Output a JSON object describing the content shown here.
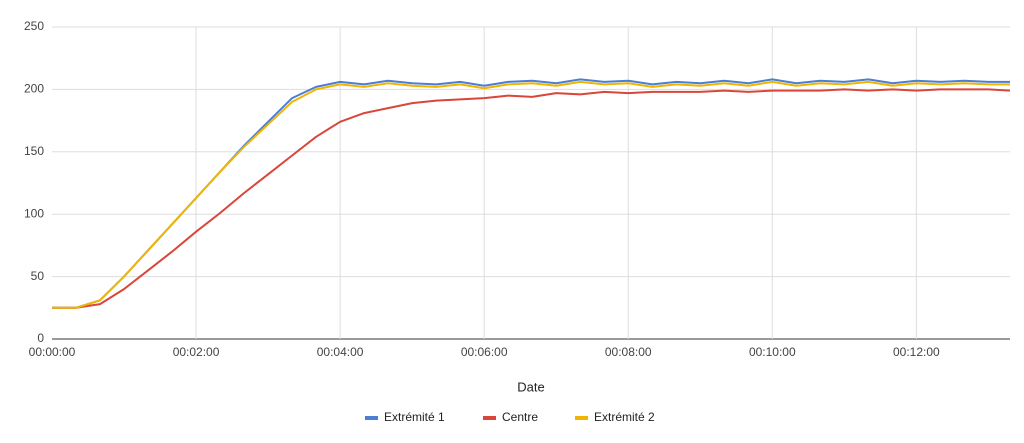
{
  "chart_data": {
    "type": "line",
    "x_label": "Date",
    "x": [
      0,
      20,
      40,
      60,
      80,
      100,
      120,
      140,
      160,
      180,
      200,
      220,
      240,
      260,
      280,
      300,
      320,
      340,
      360,
      380,
      400,
      420,
      440,
      460,
      480,
      500,
      520,
      540,
      560,
      580,
      600,
      620,
      640,
      660,
      680,
      700,
      720,
      740,
      760,
      780,
      798
    ],
    "xlim": [
      0,
      798
    ],
    "xticks": [
      {
        "value": 0,
        "label": "00:00:00"
      },
      {
        "value": 120,
        "label": "00:02:00"
      },
      {
        "value": 240,
        "label": "00:04:00"
      },
      {
        "value": 360,
        "label": "00:06:00"
      },
      {
        "value": 480,
        "label": "00:08:00"
      },
      {
        "value": 600,
        "label": "00:10:00"
      },
      {
        "value": 720,
        "label": "00:12:00"
      }
    ],
    "ylim": [
      0,
      250
    ],
    "yticks": [
      0,
      50,
      100,
      150,
      200,
      250
    ],
    "grid": true,
    "series": [
      {
        "name": "Extrémité 1",
        "color": "#4a7fd4",
        "values": [
          25,
          25,
          31,
          50,
          71,
          92,
          113,
          134,
          155,
          174,
          193,
          202,
          206,
          204,
          207,
          205,
          204,
          206,
          203,
          206,
          207,
          205,
          208,
          206,
          207,
          204,
          206,
          205,
          207,
          205,
          208,
          205,
          207,
          206,
          208,
          205,
          207,
          206,
          207,
          206,
          206
        ]
      },
      {
        "name": "Centre",
        "color": "#d9463a",
        "values": [
          25,
          25,
          28,
          40,
          55,
          70,
          86,
          101,
          117,
          132,
          147,
          162,
          174,
          181,
          185,
          189,
          191,
          192,
          193,
          195,
          194,
          197,
          196,
          198,
          197,
          198,
          198,
          198,
          199,
          198,
          199,
          199,
          199,
          200,
          199,
          200,
          199,
          200,
          200,
          200,
          199
        ]
      },
      {
        "name": "Extrémité 2",
        "color": "#f1b500",
        "values": [
          25,
          25,
          31,
          50,
          71,
          92,
          113,
          134,
          154,
          172,
          190,
          200,
          204,
          202,
          205,
          203,
          202,
          204,
          201,
          204,
          205,
          203,
          206,
          204,
          205,
          202,
          204,
          203,
          205,
          203,
          206,
          203,
          205,
          204,
          206,
          203,
          205,
          204,
          205,
          204,
          204
        ]
      }
    ]
  }
}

· · · · ·

* **Problem to work on**:
Every entry should be returned exactly as written, minus the pictures.

* **Task output**:
Output a JSON object describing the content shown here.
{
  "chart_data": {
    "type": "line",
    "x_label": "Date",
    "x": [
      0,
      20,
      40,
      60,
      80,
      100,
      120,
      140,
      160,
      180,
      200,
      220,
      240,
      260,
      280,
      300,
      320,
      340,
      360,
      380,
      400,
      420,
      440,
      460,
      480,
      500,
      520,
      540,
      560,
      580,
      600,
      620,
      640,
      660,
      680,
      700,
      720,
      740,
      760,
      780,
      798
    ],
    "xlim": [
      0,
      798
    ],
    "xticks": [
      {
        "value": 0,
        "label": "00:00:00"
      },
      {
        "value": 120,
        "label": "00:02:00"
      },
      {
        "value": 240,
        "label": "00:04:00"
      },
      {
        "value": 360,
        "label": "00:06:00"
      },
      {
        "value": 480,
        "label": "00:08:00"
      },
      {
        "value": 600,
        "label": "00:10:00"
      },
      {
        "value": 720,
        "label": "00:12:00"
      }
    ],
    "ylim": [
      0,
      250
    ],
    "yticks": [
      0,
      50,
      100,
      150,
      200,
      250
    ],
    "grid": true,
    "series": [
      {
        "name": "Extrémité 1",
        "color": "#4a7fd4",
        "values": [
          25,
          25,
          31,
          50,
          71,
          92,
          113,
          134,
          155,
          174,
          193,
          202,
          206,
          204,
          207,
          205,
          204,
          206,
          203,
          206,
          207,
          205,
          208,
          206,
          207,
          204,
          206,
          205,
          207,
          205,
          208,
          205,
          207,
          206,
          208,
          205,
          207,
          206,
          207,
          206,
          206
        ]
      },
      {
        "name": "Centre",
        "color": "#d9463a",
        "values": [
          25,
          25,
          28,
          40,
          55,
          70,
          86,
          101,
          117,
          132,
          147,
          162,
          174,
          181,
          185,
          189,
          191,
          192,
          193,
          195,
          194,
          197,
          196,
          198,
          197,
          198,
          198,
          198,
          199,
          198,
          199,
          199,
          199,
          200,
          199,
          200,
          199,
          200,
          200,
          200,
          199
        ]
      },
      {
        "name": "Extrémité 2",
        "color": "#f1b500",
        "values": [
          25,
          25,
          31,
          50,
          71,
          92,
          113,
          134,
          154,
          172,
          190,
          200,
          204,
          202,
          205,
          203,
          202,
          204,
          201,
          204,
          205,
          203,
          206,
          204,
          205,
          202,
          204,
          203,
          205,
          203,
          206,
          203,
          205,
          204,
          206,
          203,
          205,
          204,
          205,
          204,
          204
        ]
      }
    ]
  }
}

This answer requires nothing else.